▸ THE TASK
In the listing that follows, tally the lines containing "mundi"; give the count and nothing more.
-------- TASK INPUT --------
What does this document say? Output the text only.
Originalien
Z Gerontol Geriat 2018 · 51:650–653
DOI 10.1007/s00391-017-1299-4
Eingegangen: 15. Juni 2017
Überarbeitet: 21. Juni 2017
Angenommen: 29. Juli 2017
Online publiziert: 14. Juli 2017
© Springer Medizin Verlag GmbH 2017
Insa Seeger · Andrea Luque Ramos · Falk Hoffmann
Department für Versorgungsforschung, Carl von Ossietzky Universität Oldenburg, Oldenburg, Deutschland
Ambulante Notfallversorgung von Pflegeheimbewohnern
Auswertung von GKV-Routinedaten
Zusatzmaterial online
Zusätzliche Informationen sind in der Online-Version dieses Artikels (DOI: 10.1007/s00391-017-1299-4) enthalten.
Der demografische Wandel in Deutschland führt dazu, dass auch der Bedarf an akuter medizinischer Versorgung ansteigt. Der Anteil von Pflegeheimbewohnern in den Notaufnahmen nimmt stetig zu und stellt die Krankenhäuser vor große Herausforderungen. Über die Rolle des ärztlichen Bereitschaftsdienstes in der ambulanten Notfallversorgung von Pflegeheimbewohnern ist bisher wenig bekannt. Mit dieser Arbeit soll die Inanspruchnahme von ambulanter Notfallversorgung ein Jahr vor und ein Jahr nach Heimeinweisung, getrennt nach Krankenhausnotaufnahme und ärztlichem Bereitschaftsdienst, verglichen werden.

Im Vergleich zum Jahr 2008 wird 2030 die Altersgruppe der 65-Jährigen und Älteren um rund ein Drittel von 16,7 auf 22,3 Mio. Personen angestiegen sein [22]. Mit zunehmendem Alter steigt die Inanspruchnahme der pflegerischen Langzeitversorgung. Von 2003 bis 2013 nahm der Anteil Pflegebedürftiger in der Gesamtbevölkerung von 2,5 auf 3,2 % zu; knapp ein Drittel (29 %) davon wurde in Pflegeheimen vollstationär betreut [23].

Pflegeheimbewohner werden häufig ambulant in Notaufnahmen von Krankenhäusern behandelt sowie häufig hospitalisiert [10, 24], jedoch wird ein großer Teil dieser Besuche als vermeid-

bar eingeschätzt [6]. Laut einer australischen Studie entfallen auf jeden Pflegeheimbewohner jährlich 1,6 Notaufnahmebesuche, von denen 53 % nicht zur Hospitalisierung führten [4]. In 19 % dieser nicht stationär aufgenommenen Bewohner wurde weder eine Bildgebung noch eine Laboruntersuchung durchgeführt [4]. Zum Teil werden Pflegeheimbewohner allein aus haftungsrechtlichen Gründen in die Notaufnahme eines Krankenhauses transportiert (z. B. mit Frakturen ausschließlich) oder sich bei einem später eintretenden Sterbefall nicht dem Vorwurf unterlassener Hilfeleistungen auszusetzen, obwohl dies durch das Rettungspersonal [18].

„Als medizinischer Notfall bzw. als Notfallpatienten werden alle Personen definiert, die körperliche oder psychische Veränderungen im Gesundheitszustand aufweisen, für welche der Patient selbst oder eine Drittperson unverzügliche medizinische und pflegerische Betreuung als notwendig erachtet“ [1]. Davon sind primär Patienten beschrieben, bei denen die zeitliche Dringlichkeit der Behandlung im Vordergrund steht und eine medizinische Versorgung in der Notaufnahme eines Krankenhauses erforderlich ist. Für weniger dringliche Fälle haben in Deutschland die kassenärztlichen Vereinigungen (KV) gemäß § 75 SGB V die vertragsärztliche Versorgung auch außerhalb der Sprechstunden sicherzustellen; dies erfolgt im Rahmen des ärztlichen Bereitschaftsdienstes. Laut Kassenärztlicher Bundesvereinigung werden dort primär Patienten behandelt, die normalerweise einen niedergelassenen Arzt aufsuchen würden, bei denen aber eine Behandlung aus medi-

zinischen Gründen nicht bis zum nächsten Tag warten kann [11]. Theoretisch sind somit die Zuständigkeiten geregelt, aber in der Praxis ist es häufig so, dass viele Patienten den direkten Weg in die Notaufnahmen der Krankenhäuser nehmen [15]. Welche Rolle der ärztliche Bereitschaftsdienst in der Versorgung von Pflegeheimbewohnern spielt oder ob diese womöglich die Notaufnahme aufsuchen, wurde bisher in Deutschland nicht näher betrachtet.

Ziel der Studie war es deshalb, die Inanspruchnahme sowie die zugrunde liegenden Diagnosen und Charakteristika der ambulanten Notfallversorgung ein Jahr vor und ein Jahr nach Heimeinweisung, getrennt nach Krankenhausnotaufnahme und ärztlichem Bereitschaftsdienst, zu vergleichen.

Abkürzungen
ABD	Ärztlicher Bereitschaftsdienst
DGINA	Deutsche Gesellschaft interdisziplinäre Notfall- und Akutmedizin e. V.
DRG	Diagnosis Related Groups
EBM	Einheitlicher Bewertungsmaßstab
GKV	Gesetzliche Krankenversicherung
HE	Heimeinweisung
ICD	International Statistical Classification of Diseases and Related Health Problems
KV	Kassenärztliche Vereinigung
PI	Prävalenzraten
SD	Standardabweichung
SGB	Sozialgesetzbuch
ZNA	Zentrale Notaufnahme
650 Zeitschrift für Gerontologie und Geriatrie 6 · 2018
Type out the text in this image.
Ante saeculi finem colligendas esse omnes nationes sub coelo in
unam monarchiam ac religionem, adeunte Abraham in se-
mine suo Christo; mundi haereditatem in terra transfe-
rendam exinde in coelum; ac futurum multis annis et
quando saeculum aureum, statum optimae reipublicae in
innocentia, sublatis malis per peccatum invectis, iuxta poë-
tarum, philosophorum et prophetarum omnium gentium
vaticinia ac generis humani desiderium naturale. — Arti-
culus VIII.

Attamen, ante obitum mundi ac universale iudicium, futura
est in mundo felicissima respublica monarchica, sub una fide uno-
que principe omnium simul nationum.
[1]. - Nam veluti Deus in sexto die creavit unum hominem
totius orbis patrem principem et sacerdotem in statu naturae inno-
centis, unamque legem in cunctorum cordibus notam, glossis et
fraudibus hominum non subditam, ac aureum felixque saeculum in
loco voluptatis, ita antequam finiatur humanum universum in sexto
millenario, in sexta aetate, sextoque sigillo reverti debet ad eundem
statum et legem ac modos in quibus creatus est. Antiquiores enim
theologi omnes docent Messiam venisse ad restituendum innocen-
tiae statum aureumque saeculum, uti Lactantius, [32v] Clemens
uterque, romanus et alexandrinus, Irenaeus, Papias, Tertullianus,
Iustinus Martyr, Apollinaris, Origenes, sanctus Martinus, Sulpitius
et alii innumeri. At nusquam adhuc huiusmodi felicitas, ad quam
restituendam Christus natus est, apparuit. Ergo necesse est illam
--------
▸ TASK ANSWER
2